[start STORED ROWS]

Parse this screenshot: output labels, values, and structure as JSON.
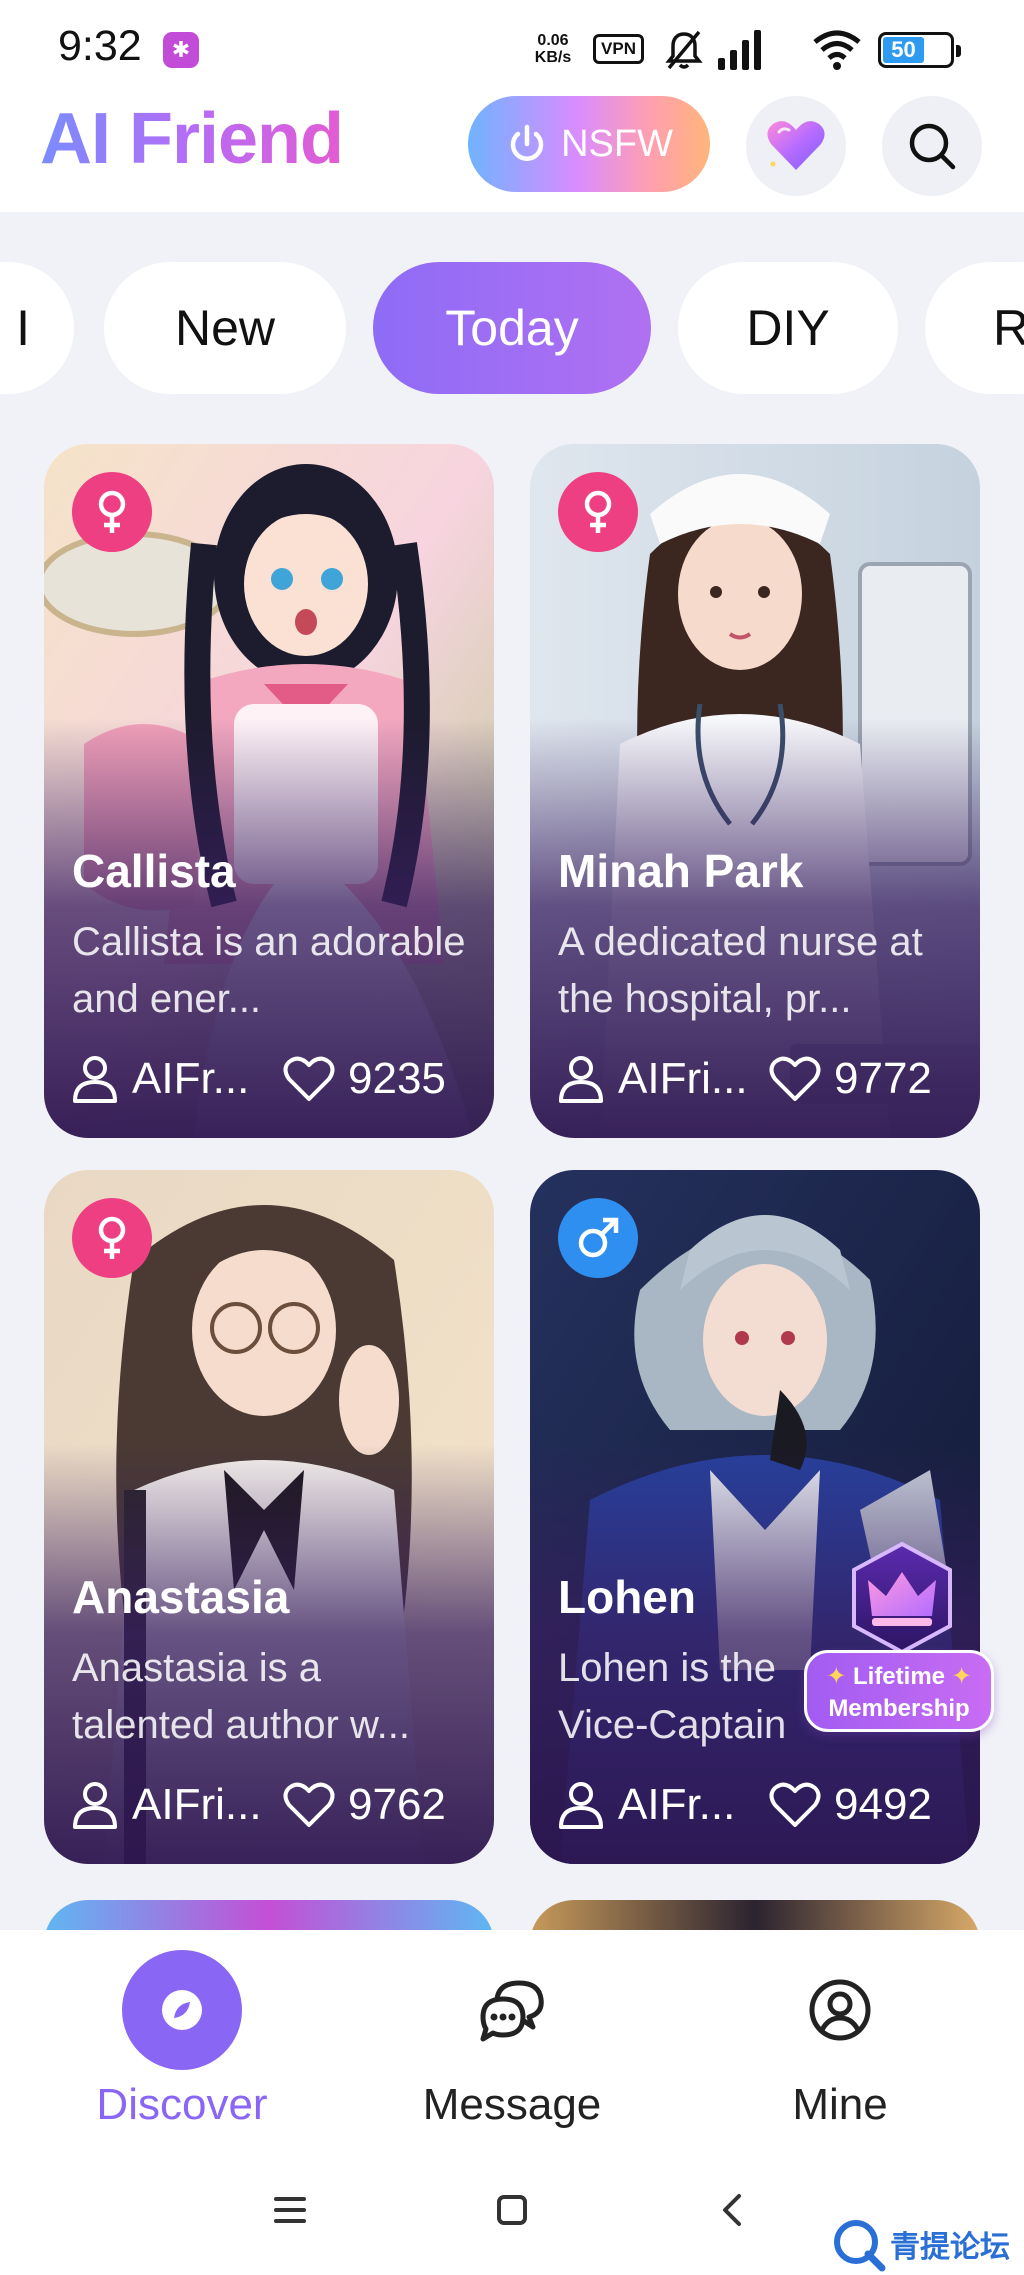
{
  "status_bar": {
    "time": "9:32",
    "network_speed_value": "0.06",
    "network_speed_unit": "KB/s",
    "vpn": "VPN",
    "battery": "50"
  },
  "header": {
    "title": "AI Friend",
    "nsfw_label": "NSFW"
  },
  "tabs": [
    {
      "label": "I"
    },
    {
      "label": "New"
    },
    {
      "label": "Today",
      "active": true
    },
    {
      "label": "DIY"
    },
    {
      "label": "R"
    }
  ],
  "cards": [
    {
      "name": "Callista",
      "gender": "female",
      "description": "Callista is an adorable and ener...",
      "author": "AIFr...",
      "likes": "9235"
    },
    {
      "name": "Minah Park",
      "gender": "female",
      "description": "A dedicated nurse at the hospital, pr...",
      "author": "AIFri...",
      "likes": "9772"
    },
    {
      "name": "Anastasia",
      "gender": "female",
      "description": "Anastasia is a talented author w...",
      "author": "AIFri...",
      "likes": "9762"
    },
    {
      "name": "Lohen",
      "gender": "male",
      "description": "Lohen is the Vice-Captain",
      "author": "AIFr...",
      "likes": "9492"
    }
  ],
  "promo": {
    "line1": "Lifetime",
    "line2": "Membership"
  },
  "bottom_nav": [
    {
      "label": "Discover",
      "active": true
    },
    {
      "label": "Message"
    },
    {
      "label": "Mine"
    }
  ],
  "watermark": "青提论坛",
  "colors": {
    "accent": "#8a66f5",
    "female_badge": "#ee3f82",
    "male_badge": "#2f8ff0",
    "background": "#f1f2f7"
  }
}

[end STORED ROWS]

EXERCISE INSTRUCTIONS: Ignore the images and quote every line of the listing exactly.

EXERCISE OUTPUT:
Parse this screenshot: output labels, values, and structure as JSON.
{
  "status_bar": {
    "time": "9:32",
    "network_speed_value": "0.06",
    "network_speed_unit": "KB/s",
    "vpn": "VPN",
    "battery": "50"
  },
  "header": {
    "title": "AI Friend",
    "nsfw_label": "NSFW"
  },
  "tabs": [
    {
      "label": "I"
    },
    {
      "label": "New"
    },
    {
      "label": "Today",
      "active": true
    },
    {
      "label": "DIY"
    },
    {
      "label": "R"
    }
  ],
  "cards": [
    {
      "name": "Callista",
      "gender": "female",
      "description": "Callista is an adorable and ener...",
      "author": "AIFr...",
      "likes": "9235"
    },
    {
      "name": "Minah Park",
      "gender": "female",
      "description": "A dedicated nurse at the hospital, pr...",
      "author": "AIFri...",
      "likes": "9772"
    },
    {
      "name": "Anastasia",
      "gender": "female",
      "description": "Anastasia is a talented author w...",
      "author": "AIFri...",
      "likes": "9762"
    },
    {
      "name": "Lohen",
      "gender": "male",
      "description": "Lohen is the Vice-Captain",
      "author": "AIFr...",
      "likes": "9492"
    }
  ],
  "promo": {
    "line1": "Lifetime",
    "line2": "Membership"
  },
  "bottom_nav": [
    {
      "label": "Discover",
      "active": true
    },
    {
      "label": "Message"
    },
    {
      "label": "Mine"
    }
  ],
  "watermark": "青提论坛",
  "colors": {
    "accent": "#8a66f5",
    "female_badge": "#ee3f82",
    "male_badge": "#2f8ff0",
    "background": "#f1f2f7"
  }
}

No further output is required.